Given problem
Reproduce each line bearing the word "images".

======== Records provided

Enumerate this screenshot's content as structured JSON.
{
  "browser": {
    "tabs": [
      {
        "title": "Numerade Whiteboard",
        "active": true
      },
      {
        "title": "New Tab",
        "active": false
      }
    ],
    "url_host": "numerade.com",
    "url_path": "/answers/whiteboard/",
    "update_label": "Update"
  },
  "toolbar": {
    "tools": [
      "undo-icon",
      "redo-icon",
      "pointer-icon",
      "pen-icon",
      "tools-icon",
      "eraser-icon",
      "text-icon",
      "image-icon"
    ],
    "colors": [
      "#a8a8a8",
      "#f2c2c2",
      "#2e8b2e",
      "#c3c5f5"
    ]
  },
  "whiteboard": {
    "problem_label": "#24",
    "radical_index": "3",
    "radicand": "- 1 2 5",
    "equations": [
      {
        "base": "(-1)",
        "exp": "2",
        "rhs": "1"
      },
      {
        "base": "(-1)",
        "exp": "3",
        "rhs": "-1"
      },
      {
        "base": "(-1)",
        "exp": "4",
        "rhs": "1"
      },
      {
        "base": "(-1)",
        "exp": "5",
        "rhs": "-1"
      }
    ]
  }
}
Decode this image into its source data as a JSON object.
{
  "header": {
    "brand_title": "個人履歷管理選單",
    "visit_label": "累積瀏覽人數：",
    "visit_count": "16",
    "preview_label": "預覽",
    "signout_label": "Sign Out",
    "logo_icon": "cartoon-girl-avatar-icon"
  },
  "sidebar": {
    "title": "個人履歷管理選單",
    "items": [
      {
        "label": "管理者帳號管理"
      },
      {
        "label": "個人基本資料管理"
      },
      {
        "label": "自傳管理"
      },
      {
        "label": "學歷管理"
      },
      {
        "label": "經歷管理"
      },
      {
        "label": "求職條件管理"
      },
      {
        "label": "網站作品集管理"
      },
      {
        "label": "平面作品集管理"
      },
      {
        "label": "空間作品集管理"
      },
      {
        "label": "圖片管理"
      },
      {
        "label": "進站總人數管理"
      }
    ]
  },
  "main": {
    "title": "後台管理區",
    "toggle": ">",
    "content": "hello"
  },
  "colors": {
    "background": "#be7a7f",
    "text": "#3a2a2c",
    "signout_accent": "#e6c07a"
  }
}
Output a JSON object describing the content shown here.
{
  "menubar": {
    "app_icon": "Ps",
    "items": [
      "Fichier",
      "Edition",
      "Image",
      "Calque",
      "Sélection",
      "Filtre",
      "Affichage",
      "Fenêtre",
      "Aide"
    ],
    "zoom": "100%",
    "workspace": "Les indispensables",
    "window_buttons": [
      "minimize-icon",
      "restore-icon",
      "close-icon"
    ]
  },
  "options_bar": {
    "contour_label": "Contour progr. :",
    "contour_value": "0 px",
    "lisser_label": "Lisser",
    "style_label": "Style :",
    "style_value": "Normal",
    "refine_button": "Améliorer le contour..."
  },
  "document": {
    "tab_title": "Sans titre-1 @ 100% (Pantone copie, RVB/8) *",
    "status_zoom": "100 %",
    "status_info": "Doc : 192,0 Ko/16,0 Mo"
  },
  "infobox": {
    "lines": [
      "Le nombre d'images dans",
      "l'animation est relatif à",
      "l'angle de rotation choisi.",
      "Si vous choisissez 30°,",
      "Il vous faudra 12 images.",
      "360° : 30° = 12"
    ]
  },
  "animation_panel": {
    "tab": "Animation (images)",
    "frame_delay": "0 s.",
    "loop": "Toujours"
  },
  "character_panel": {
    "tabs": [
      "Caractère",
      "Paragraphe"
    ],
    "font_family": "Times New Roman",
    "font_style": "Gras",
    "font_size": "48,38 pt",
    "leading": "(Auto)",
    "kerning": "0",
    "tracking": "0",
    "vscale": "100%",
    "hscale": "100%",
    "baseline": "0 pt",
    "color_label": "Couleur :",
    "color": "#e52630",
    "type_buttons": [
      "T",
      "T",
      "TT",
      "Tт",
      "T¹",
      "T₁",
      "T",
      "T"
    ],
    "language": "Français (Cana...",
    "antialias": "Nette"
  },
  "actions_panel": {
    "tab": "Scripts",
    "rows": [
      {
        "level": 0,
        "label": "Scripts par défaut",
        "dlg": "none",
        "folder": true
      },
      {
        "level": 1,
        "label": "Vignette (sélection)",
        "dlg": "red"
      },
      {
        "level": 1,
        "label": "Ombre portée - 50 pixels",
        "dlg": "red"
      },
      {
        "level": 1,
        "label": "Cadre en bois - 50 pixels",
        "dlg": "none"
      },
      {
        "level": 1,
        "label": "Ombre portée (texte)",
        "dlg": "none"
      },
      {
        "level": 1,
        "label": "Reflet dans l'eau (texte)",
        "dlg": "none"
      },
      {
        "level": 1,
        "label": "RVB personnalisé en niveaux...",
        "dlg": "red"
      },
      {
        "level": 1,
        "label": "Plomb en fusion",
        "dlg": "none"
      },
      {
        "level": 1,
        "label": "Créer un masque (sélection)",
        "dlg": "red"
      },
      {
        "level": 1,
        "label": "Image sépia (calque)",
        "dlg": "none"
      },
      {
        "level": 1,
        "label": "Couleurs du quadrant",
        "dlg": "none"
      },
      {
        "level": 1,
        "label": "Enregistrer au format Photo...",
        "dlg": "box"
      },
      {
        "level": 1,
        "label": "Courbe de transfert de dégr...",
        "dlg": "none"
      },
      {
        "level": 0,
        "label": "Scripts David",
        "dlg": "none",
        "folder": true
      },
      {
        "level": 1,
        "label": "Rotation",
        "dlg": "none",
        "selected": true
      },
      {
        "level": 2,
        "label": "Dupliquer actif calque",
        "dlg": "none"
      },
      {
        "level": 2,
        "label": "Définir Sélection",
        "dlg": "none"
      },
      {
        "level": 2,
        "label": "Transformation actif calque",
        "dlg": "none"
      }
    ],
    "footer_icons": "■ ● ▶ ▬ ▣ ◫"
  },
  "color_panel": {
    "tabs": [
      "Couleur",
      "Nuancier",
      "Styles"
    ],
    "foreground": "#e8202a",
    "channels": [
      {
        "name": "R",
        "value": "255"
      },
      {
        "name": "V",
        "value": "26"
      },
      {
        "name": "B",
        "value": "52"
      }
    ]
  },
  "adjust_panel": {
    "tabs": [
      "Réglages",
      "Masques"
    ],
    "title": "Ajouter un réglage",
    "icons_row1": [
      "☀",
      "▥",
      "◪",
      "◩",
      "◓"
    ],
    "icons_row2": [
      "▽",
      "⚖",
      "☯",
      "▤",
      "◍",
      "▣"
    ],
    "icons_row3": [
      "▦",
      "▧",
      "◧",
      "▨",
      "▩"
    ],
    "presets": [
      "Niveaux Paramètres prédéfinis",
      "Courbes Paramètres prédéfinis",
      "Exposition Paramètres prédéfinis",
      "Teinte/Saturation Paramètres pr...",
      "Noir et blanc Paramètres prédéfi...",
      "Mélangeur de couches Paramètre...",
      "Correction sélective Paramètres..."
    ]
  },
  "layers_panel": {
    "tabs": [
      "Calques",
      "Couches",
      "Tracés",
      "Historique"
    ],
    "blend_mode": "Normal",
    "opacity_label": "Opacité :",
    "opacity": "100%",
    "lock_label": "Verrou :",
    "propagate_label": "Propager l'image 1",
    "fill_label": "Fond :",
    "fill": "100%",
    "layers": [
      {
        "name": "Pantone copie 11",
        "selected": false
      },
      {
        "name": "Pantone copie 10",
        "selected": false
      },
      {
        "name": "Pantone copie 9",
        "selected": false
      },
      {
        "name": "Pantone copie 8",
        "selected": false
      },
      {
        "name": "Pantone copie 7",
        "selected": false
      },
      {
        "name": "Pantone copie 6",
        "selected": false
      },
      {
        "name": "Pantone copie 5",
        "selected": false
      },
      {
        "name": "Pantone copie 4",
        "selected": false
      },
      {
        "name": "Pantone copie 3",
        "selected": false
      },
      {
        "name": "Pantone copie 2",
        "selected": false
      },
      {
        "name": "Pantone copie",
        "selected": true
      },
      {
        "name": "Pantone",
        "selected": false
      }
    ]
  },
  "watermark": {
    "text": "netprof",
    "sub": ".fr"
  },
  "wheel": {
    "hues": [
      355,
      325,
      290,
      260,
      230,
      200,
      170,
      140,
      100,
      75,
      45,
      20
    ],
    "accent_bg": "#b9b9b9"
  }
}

================

Solution for this exercise
      "Le nombre d'images dans",
      "Il vous faudra 12 images.",
    "tab": "Animation (images)",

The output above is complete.